(Dataset entries)
+===+

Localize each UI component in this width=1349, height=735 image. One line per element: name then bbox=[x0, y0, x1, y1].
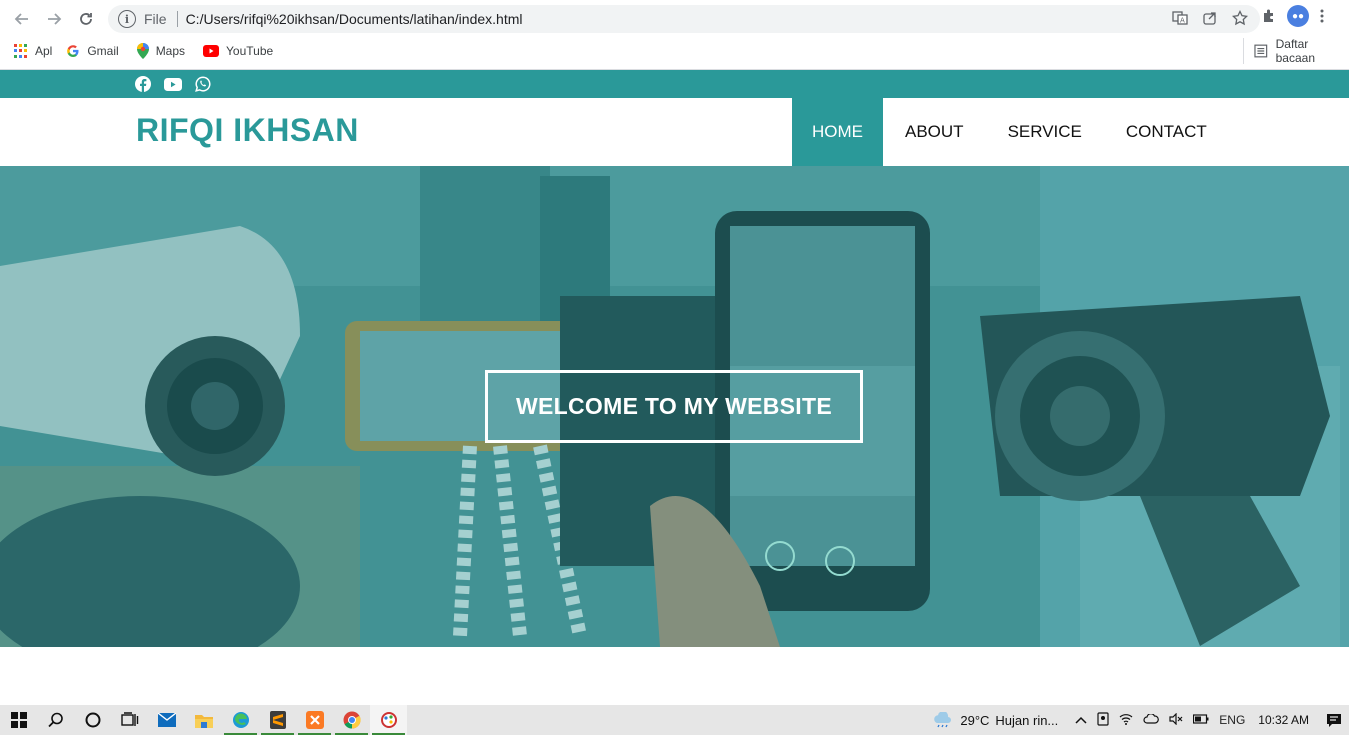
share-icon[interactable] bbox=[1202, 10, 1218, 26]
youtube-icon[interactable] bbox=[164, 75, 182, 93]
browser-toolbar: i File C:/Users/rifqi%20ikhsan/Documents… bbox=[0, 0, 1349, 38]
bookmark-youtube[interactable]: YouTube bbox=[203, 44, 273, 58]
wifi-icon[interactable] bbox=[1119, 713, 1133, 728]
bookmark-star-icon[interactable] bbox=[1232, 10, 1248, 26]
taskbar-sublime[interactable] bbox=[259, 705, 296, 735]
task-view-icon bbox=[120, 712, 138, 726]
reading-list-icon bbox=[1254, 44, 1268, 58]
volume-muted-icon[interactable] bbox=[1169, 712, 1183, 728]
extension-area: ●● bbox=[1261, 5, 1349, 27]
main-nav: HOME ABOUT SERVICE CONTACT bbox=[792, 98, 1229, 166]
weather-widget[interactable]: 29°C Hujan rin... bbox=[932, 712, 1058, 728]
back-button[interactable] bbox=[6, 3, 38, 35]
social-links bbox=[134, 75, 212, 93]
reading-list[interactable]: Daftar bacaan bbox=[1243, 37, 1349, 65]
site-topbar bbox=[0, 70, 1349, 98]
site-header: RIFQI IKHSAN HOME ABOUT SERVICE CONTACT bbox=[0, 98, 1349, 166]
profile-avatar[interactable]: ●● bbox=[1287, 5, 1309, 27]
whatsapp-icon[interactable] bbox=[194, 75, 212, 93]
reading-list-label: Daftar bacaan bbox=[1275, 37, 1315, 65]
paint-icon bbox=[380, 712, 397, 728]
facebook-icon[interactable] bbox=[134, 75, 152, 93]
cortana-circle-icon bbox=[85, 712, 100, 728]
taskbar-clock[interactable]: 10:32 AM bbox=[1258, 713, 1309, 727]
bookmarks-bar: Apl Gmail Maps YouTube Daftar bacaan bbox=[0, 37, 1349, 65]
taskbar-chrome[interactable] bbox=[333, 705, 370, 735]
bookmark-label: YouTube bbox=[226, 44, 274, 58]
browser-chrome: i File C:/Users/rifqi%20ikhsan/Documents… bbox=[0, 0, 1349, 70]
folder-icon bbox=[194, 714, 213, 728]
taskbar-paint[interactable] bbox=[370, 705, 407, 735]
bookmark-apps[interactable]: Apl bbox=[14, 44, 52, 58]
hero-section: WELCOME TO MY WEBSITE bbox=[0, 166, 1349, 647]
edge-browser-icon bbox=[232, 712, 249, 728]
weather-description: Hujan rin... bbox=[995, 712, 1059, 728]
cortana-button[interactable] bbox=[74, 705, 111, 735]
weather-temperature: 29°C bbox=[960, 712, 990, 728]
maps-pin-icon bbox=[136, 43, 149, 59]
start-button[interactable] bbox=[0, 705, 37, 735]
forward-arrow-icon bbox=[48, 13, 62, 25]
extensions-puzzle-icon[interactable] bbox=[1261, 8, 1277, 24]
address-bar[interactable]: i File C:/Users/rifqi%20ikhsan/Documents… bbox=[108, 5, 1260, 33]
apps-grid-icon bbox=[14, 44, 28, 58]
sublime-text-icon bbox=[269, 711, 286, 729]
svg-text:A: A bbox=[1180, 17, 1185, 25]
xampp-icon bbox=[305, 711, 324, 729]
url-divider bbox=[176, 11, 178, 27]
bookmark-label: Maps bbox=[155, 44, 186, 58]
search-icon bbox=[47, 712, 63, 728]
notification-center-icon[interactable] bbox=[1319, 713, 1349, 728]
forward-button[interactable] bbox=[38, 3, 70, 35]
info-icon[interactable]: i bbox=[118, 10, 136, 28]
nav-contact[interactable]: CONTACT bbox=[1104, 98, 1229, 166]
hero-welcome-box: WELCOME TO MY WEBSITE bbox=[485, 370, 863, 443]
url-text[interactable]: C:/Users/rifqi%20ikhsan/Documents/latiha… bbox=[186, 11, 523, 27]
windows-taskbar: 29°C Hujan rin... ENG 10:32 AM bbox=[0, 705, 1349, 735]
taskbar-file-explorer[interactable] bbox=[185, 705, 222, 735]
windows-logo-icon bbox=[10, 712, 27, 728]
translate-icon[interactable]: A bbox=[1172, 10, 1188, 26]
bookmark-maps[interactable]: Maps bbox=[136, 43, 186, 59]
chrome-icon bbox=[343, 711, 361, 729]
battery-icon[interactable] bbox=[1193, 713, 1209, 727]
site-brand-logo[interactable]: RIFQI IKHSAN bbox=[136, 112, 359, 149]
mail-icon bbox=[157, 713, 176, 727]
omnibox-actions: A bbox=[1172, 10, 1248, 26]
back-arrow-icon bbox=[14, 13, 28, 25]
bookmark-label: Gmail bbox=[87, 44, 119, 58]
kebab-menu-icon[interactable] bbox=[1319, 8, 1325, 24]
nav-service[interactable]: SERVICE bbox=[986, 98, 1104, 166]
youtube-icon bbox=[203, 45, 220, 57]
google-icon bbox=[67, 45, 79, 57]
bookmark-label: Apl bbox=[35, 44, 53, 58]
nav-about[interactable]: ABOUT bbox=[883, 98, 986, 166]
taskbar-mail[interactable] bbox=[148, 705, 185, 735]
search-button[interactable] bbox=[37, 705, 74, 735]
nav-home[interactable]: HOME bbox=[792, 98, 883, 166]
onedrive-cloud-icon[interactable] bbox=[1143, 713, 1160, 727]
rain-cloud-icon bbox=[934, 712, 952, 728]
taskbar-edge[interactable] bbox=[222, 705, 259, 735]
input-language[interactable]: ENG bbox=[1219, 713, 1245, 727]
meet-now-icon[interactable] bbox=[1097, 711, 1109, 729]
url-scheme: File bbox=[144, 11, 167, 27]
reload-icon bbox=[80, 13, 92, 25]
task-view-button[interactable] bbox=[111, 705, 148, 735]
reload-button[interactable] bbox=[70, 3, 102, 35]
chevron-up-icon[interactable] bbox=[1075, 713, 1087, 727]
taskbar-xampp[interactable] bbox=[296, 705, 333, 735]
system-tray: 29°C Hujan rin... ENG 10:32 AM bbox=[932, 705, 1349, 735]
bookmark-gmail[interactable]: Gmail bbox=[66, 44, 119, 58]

+===+

WHAT IS REQUIRED => Repeat the lines of the entries between the line holding "share-icon[interactable] bbox=[1202, 10, 1218, 26]" and the line holding "taskbar-clock[interactable]: 10:32 AM", with both of those lines included.

FINISHED TASK =>
share-icon[interactable] bbox=[1202, 10, 1218, 26]
youtube-icon[interactable] bbox=[164, 75, 182, 93]
browser-toolbar: i File C:/Users/rifqi%20ikhsan/Documents… bbox=[0, 0, 1349, 38]
bookmark-youtube[interactable]: YouTube bbox=[203, 44, 273, 58]
wifi-icon[interactable] bbox=[1119, 713, 1133, 728]
bookmark-star-icon[interactable] bbox=[1232, 10, 1248, 26]
taskbar-sublime[interactable] bbox=[259, 705, 296, 735]
task-view-icon bbox=[120, 712, 138, 726]
reading-list-icon bbox=[1254, 44, 1268, 58]
volume-muted-icon[interactable] bbox=[1169, 712, 1183, 728]
extension-area: ●● bbox=[1261, 5, 1349, 27]
main-nav: HOME ABOUT SERVICE CONTACT bbox=[792, 98, 1229, 166]
weather-widget[interactable]: 29°C Hujan rin... bbox=[932, 712, 1058, 728]
back-button[interactable] bbox=[6, 3, 38, 35]
social-links bbox=[134, 75, 212, 93]
reading-list[interactable]: Daftar bacaan bbox=[1243, 37, 1349, 65]
site-topbar bbox=[0, 70, 1349, 98]
site-header: RIFQI IKHSAN HOME ABOUT SERVICE CONTACT bbox=[0, 98, 1349, 166]
profile-avatar[interactable]: ●● bbox=[1287, 5, 1309, 27]
whatsapp-icon[interactable] bbox=[194, 75, 212, 93]
reading-list-label: Daftar bacaan bbox=[1275, 37, 1315, 65]
paint-icon bbox=[380, 712, 397, 728]
facebook-icon[interactable] bbox=[134, 75, 152, 93]
cortana-circle-icon bbox=[85, 712, 100, 728]
taskbar-clock[interactable]: 10:32 AM bbox=[1258, 713, 1309, 727]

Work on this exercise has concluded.